> Input for this task:

---

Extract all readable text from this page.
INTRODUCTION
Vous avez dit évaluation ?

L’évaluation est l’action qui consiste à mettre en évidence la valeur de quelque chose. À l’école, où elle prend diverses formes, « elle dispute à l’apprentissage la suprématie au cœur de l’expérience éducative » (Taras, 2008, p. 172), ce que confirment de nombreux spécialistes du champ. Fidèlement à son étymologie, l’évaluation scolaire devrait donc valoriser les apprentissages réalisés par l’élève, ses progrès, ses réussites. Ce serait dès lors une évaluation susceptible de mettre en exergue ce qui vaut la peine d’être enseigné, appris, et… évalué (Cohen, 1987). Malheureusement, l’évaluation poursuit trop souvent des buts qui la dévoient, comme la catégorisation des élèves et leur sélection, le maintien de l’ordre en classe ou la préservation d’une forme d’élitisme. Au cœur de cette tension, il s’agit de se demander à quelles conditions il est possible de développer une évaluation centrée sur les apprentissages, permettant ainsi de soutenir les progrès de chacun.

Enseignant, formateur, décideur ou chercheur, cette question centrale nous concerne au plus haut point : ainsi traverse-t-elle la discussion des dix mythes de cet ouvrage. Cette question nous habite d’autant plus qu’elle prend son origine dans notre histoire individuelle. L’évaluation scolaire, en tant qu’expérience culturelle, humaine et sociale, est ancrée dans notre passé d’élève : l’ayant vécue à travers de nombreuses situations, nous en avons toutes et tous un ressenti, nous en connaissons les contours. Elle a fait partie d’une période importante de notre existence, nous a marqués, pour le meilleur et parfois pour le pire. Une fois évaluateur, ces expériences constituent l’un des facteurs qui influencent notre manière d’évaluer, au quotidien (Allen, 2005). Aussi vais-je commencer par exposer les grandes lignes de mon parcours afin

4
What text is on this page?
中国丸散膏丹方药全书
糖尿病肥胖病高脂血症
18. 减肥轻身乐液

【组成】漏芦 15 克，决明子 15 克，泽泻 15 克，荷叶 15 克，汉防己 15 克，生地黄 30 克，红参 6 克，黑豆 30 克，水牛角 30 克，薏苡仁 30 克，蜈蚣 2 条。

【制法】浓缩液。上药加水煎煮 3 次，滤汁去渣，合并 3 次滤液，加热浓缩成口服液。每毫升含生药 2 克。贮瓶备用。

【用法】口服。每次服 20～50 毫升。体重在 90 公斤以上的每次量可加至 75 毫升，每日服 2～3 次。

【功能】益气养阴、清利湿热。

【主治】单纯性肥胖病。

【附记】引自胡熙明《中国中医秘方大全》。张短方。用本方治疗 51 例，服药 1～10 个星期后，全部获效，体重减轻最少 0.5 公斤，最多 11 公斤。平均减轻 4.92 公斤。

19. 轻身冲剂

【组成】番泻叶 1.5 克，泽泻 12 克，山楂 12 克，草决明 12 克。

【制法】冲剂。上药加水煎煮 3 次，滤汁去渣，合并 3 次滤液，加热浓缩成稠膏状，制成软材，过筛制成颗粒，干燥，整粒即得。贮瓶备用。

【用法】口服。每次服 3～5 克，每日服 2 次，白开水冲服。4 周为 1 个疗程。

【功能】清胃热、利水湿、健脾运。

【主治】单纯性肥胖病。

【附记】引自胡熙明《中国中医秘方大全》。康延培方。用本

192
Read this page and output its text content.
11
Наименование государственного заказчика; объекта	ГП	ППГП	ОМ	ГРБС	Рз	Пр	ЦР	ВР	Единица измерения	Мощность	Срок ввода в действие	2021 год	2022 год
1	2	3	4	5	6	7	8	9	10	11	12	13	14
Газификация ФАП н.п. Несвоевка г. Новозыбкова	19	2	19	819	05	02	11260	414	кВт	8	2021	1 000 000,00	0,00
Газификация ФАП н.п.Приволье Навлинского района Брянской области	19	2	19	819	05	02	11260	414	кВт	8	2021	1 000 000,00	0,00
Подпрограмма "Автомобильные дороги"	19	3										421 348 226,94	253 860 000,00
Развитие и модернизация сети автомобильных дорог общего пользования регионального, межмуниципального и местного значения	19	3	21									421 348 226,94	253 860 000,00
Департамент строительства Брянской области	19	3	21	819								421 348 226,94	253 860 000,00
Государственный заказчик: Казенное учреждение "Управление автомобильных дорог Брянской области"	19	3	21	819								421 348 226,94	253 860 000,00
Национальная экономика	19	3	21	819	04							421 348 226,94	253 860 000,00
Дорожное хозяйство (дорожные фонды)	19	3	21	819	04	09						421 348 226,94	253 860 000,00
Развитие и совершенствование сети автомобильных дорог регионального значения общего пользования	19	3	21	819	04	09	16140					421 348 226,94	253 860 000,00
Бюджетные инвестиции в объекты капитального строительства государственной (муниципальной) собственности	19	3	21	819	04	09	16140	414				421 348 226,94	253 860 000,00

---

> Required work: Track down every line holding the string "滤汁去渣" and copy it.

> Final result:
【制法】浓缩液。上药加水煎煮 3 次，滤汁去渣，合并 3 次滤液，加热浓缩成口服液。每毫升含生药 2 克。贮瓶备用。
【制法】冲剂。上药加水煎煮 3 次，滤汁去渣，合并 3 次滤液，加热浓缩成稠膏状，制成软材，过筛制成颗粒，干燥，整粒即得。贮瓶备用。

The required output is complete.